# Task details:
Read the records below. Copy each line where the string "Radio" occurs.
- - - - - - -
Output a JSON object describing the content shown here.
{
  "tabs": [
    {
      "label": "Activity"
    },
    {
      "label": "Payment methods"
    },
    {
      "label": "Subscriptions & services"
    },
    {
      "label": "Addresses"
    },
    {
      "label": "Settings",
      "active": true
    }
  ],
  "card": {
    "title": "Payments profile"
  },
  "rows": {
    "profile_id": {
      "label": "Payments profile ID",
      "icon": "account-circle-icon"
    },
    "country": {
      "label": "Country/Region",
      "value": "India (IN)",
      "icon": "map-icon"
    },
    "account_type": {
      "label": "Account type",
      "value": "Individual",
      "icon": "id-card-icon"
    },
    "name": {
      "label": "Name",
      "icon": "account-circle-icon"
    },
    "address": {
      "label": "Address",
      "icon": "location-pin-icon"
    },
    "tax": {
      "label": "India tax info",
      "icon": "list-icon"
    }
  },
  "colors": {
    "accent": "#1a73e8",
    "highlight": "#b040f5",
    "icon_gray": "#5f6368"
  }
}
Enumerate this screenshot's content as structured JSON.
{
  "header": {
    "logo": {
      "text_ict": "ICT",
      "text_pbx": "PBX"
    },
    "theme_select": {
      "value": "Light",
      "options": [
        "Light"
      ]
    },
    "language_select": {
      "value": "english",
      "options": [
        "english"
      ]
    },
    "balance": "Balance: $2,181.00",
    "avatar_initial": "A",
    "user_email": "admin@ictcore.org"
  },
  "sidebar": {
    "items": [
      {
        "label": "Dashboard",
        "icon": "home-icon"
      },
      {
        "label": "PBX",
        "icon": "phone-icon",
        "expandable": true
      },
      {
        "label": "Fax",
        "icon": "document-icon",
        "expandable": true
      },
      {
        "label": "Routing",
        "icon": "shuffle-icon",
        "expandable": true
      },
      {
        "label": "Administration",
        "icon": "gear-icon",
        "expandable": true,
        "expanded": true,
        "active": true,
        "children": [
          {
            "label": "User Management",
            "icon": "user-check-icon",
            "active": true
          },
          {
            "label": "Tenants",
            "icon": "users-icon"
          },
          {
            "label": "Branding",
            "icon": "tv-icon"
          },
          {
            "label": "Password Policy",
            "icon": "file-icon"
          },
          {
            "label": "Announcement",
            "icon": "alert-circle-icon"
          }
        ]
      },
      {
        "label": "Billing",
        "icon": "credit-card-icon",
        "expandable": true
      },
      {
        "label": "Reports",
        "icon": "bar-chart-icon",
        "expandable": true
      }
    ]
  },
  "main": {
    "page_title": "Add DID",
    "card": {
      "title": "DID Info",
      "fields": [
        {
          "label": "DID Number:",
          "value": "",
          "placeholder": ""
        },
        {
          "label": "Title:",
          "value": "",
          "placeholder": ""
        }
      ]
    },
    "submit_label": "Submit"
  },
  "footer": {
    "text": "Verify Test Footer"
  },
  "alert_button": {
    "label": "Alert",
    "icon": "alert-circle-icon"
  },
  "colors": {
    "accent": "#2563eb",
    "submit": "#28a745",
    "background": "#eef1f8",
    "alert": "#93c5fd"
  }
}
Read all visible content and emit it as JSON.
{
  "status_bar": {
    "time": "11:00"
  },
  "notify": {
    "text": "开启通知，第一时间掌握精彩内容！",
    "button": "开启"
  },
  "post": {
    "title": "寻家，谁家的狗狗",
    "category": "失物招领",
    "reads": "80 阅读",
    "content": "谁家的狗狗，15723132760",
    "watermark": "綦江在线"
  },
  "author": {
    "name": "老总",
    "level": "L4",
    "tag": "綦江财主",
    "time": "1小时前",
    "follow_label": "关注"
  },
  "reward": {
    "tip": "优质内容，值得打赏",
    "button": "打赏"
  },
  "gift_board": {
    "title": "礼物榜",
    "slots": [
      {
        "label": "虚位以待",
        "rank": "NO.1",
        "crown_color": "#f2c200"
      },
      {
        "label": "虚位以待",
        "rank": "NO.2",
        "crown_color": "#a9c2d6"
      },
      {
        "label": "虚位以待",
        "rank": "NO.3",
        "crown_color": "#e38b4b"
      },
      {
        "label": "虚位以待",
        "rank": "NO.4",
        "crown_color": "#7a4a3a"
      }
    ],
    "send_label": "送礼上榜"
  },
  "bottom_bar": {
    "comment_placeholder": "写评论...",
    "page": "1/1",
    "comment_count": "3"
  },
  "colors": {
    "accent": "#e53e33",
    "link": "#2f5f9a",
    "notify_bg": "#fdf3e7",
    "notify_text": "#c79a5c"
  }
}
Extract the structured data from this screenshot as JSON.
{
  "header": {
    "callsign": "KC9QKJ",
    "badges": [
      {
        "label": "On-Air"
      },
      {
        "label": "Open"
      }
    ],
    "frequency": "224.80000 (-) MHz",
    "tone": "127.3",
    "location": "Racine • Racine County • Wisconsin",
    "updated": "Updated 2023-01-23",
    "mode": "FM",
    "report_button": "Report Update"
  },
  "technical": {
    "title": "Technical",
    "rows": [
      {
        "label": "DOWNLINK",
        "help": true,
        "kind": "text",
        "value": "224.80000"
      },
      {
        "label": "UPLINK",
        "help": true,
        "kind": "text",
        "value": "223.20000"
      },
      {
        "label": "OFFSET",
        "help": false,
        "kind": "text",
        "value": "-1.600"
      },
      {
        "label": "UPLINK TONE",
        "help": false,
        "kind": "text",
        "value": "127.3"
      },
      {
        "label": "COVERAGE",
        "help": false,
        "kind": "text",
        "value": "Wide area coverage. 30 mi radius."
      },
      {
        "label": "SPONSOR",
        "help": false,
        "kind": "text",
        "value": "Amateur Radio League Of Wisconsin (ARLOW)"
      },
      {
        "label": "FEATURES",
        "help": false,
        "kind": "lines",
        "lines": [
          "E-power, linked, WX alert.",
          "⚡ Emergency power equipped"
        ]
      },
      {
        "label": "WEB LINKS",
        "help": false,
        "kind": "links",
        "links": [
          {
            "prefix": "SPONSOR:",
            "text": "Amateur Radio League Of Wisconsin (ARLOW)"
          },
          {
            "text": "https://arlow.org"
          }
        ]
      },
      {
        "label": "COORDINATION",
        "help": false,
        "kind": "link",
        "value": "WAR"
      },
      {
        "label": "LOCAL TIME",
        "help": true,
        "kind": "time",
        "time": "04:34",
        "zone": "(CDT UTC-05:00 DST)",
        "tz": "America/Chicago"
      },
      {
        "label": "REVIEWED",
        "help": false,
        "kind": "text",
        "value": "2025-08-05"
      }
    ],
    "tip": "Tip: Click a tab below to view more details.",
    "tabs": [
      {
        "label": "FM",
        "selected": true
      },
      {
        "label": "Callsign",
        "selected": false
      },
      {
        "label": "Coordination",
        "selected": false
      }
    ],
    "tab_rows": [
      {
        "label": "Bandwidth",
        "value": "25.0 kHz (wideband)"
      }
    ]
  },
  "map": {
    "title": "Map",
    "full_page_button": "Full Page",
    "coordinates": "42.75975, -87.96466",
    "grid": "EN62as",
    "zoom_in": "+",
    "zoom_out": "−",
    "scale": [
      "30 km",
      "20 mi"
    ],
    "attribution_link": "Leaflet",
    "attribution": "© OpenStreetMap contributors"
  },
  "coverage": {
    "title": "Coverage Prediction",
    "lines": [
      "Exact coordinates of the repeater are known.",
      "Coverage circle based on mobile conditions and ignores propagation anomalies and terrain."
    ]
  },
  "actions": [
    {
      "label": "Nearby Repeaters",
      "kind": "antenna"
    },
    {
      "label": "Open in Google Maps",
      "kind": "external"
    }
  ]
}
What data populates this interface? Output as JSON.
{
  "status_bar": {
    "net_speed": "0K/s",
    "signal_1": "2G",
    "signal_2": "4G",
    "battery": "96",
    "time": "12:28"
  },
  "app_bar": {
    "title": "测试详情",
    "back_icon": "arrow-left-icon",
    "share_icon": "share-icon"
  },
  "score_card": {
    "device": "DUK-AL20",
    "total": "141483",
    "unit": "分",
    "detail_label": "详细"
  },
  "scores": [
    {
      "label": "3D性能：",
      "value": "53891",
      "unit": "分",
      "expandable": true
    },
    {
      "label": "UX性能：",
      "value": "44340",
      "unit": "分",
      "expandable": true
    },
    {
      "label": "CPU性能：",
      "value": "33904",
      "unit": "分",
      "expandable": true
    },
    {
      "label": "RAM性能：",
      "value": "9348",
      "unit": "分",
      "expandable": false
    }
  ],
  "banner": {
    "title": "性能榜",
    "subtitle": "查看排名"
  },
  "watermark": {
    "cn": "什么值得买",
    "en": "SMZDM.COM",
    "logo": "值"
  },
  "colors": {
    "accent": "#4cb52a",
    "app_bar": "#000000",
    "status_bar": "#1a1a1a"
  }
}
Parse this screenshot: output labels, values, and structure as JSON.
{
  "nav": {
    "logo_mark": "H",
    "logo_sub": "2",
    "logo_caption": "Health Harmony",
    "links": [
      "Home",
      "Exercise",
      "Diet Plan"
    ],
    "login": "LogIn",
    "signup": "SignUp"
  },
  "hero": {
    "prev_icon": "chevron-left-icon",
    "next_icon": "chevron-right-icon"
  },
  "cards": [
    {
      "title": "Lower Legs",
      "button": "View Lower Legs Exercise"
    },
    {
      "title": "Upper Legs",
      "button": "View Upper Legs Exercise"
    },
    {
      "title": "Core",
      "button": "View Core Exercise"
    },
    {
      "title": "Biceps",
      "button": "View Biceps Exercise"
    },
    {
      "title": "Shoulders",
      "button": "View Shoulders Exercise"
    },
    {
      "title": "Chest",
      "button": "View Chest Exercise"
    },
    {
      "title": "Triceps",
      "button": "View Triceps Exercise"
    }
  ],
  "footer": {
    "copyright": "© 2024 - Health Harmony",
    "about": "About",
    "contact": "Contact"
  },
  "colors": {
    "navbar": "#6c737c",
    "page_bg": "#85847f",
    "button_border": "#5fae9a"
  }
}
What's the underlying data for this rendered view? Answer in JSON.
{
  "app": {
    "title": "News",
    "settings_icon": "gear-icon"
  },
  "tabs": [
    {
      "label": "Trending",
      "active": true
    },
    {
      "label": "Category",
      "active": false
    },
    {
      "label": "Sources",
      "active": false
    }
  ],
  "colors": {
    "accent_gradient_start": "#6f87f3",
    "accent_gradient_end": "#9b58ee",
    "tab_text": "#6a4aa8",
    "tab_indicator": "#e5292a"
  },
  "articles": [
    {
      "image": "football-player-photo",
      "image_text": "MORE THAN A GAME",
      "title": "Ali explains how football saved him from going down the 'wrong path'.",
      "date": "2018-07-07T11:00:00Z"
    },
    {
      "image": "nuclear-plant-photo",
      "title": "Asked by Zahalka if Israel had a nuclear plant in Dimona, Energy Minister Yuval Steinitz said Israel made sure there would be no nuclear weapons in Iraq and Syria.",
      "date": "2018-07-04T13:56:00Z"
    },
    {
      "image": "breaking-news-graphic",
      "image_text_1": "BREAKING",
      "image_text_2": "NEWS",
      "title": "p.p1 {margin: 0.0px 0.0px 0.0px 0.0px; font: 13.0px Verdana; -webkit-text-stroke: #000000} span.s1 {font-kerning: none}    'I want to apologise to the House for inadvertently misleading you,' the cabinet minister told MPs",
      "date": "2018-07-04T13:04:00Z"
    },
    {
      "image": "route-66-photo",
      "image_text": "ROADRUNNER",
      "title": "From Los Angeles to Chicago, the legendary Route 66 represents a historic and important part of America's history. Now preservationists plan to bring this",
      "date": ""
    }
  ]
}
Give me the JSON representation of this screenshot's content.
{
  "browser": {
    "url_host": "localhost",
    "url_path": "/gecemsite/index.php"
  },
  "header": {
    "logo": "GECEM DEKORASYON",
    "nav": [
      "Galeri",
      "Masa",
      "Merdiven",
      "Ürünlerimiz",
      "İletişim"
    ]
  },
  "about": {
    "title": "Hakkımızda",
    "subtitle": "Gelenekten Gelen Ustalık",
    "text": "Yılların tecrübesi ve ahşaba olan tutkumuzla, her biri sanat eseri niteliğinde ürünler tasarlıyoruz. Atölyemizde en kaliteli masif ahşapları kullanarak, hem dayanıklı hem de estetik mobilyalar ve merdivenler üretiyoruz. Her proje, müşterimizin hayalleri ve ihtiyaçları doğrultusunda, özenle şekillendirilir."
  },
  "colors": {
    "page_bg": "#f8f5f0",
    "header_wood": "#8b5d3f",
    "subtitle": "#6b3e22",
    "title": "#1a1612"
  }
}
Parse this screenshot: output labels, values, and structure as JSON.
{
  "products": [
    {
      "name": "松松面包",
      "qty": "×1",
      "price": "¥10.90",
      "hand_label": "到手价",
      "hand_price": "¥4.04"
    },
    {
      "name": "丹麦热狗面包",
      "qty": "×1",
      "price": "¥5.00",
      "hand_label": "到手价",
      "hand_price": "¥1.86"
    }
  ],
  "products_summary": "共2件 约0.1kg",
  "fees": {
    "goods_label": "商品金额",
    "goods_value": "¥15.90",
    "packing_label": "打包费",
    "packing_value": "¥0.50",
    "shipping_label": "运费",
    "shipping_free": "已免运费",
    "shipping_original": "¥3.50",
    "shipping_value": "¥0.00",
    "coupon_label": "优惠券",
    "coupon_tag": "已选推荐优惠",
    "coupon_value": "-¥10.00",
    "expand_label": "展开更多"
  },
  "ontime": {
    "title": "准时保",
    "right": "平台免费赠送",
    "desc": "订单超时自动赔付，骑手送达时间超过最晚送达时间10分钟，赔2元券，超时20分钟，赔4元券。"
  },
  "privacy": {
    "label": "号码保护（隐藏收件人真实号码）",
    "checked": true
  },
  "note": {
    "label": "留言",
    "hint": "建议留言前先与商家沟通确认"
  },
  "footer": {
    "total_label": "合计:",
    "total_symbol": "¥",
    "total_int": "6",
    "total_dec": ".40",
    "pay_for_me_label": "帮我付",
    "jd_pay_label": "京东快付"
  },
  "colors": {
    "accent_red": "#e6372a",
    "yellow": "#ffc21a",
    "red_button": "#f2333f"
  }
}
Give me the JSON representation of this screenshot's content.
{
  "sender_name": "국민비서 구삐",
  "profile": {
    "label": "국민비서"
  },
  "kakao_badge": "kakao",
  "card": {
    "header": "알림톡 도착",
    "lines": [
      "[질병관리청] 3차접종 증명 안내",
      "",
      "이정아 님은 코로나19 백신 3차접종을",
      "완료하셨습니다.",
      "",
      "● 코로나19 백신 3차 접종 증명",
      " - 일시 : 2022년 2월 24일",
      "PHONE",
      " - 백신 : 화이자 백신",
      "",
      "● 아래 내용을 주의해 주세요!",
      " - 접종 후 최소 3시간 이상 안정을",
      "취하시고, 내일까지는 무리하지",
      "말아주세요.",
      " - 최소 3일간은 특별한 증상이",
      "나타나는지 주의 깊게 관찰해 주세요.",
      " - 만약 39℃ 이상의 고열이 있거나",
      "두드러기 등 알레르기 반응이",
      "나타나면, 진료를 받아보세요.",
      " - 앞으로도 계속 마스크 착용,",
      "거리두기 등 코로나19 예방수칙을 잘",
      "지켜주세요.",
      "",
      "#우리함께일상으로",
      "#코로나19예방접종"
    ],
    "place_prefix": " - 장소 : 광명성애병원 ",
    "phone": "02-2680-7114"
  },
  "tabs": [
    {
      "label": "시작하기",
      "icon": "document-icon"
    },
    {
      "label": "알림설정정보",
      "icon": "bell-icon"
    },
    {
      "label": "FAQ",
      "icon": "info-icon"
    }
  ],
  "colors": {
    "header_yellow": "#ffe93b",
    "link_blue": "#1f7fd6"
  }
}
- - - - - - -
# Answer to the task:
        "value": "Amateur Radio League Of Wisconsin (ARLOW)"
            "text": "Amateur Radio League Of Wisconsin (ARLOW)"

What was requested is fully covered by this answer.